WHAT YOU HAVE TO DO: Send back the entries below exactly as they appear.

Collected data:
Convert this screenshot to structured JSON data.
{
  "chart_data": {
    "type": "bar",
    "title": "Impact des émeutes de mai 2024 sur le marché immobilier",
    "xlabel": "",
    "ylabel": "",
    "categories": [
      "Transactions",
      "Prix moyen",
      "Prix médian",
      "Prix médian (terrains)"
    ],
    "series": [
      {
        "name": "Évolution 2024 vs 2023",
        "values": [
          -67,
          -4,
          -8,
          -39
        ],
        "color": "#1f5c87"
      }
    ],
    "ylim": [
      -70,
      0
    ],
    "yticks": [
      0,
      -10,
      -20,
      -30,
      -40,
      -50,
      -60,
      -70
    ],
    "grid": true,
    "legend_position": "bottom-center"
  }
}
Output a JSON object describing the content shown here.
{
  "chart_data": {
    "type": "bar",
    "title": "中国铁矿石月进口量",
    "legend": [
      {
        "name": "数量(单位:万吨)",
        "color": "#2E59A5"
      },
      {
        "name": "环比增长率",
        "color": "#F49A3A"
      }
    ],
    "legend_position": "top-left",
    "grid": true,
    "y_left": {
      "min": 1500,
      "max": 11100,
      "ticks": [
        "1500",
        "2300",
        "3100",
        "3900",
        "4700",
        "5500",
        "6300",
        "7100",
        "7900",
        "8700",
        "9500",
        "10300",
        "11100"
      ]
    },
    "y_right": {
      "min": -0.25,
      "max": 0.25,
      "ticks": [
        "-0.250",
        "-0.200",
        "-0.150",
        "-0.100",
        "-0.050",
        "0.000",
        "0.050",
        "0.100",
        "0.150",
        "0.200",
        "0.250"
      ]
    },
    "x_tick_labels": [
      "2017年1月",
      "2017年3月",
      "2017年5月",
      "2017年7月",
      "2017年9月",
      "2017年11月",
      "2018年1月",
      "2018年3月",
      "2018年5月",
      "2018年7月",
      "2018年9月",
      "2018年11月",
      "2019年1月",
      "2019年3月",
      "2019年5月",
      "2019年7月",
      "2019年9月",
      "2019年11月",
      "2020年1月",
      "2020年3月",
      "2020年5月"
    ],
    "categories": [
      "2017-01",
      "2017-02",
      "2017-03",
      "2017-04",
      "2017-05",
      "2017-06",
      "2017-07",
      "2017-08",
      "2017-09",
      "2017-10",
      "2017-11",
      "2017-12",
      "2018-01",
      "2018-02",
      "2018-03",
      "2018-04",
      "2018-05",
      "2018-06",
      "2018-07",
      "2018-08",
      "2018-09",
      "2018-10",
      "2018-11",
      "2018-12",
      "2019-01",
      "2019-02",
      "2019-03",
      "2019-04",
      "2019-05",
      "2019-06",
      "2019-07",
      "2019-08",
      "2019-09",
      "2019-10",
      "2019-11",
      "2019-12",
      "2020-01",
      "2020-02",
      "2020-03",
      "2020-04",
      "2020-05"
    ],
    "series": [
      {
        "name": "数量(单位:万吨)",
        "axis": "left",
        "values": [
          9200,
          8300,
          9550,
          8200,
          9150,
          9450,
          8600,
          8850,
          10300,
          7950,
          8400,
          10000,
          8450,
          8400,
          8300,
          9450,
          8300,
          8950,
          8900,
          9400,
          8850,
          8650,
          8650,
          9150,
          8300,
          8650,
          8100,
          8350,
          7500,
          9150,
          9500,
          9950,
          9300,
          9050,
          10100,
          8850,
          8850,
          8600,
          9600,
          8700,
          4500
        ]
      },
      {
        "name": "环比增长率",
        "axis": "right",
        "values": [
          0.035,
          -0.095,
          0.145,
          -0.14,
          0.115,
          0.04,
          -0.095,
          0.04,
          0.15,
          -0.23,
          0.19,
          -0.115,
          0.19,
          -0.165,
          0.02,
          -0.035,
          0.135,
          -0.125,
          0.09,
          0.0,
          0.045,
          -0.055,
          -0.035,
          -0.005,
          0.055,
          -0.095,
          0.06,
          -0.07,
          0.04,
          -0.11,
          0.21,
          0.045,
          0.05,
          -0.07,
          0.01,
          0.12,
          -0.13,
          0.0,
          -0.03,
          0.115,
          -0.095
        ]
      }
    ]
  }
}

EXPECTED ANSWER:
Convert this screenshot to structured JSON data.
{
  "chart_data": {
    "type": "bar",
    "title": "Impact des émeutes de mai 2024 sur le marché immobilier",
    "xlabel": "",
    "ylabel": "",
    "categories": [
      "Transactions",
      "Prix moyen",
      "Prix médian",
      "Prix médian (terrains)"
    ],
    "series": [
      {
        "name": "Évolution 2024 vs 2023",
        "values": [
          -67,
          -4,
          -8,
          -39
        ],
        "color": "#1f5c87"
      }
    ],
    "ylim": [
      -70,
      0
    ],
    "yticks": [
      0,
      -10,
      -20,
      -30,
      -40,
      -50,
      -60,
      -70
    ],
    "grid": true,
    "legend_position": "bottom-center"
  }
}
Output a JSON object describing the content shown here.
{
  "chart_data": {
    "type": "bar",
    "title": "中国铁矿石月进口量",
    "legend": [
      {
        "name": "数量(单位:万吨)",
        "color": "#2E59A5"
      },
      {
        "name": "环比增长率",
        "color": "#F49A3A"
      }
    ],
    "legend_position": "top-left",
    "grid": true,
    "y_left": {
      "min": 1500,
      "max": 11100,
      "ticks": [
        "1500",
        "2300",
        "3100",
        "3900",
        "4700",
        "5500",
        "6300",
        "7100",
        "7900",
        "8700",
        "9500",
        "10300",
        "11100"
      ]
    },
    "y_right": {
      "min": -0.25,
      "max": 0.25,
      "ticks": [
        "-0.250",
        "-0.200",
        "-0.150",
        "-0.100",
        "-0.050",
        "0.000",
        "0.050",
        "0.100",
        "0.150",
        "0.200",
        "0.250"
      ]
    },
    "x_tick_labels": [
      "2017年1月",
      "2017年3月",
      "2017年5月",
      "2017年7月",
      "2017年9月",
      "2017年11月",
      "2018年1月",
      "2018年3月",
      "2018年5月",
      "2018年7月",
      "2018年9月",
      "2018年11月",
      "2019年1月",
      "2019年3月",
      "2019年5月",
      "2019年7月",
      "2019年9月",
      "2019年11月",
      "2020年1月",
      "2020年3月",
      "2020年5月"
    ],
    "categories": [
      "2017-01",
      "2017-02",
      "2017-03",
      "2017-04",
      "2017-05",
      "2017-06",
      "2017-07",
      "2017-08",
      "2017-09",
      "2017-10",
      "2017-11",
      "2017-12",
      "2018-01",
      "2018-02",
      "2018-03",
      "2018-04",
      "2018-05",
      "2018-06",
      "2018-07",
      "2018-08",
      "2018-09",
      "2018-10",
      "2018-11",
      "2018-12",
      "2019-01",
      "2019-02",
      "2019-03",
      "2019-04",
      "2019-05",
      "2019-06",
      "2019-07",
      "2019-08",
      "2019-09",
      "2019-10",
      "2019-11",
      "2019-12",
      "2020-01",
      "2020-02",
      "2020-03",
      "2020-04",
      "2020-05"
    ],
    "series": [
      {
        "name": "数量(单位:万吨)",
        "axis": "left",
        "values": [
          9200,
          8300,
          9550,
          8200,
          9150,
          9450,
          8600,
          8850,
          10300,
          7950,
          8400,
          10000,
          8450,
          8400,
          8300,
          9450,
          8300,
          8950,
          8900,
          9400,
          8850,
          8650,
          8650,
          9150,
          8300,
          8650,
          8100,
          8350,
          7500,
          9150,
          9500,
          9950,
          9300,
          9050,
          10100,
          8850,
          8850,
          8600,
          9600,
          8700,
          4500
        ]
      },
      {
        "name": "环比增长率",
        "axis": "right",
        "values": [
          0.035,
          -0.095,
          0.145,
          -0.14,
          0.115,
          0.04,
          -0.095,
          0.04,
          0.15,
          -0.23,
          0.19,
          -0.115,
          0.19,
          -0.165,
          0.02,
          -0.035,
          0.135,
          -0.125,
          0.09,
          0.0,
          0.045,
          -0.055,
          -0.035,
          -0.005,
          0.055,
          -0.095,
          0.06,
          -0.07,
          0.04,
          -0.11,
          0.21,
          0.045,
          0.05,
          -0.07,
          0.01,
          0.12,
          -0.13,
          0.0,
          -0.03,
          0.115,
          -0.095
        ]
      }
    ]
  }
}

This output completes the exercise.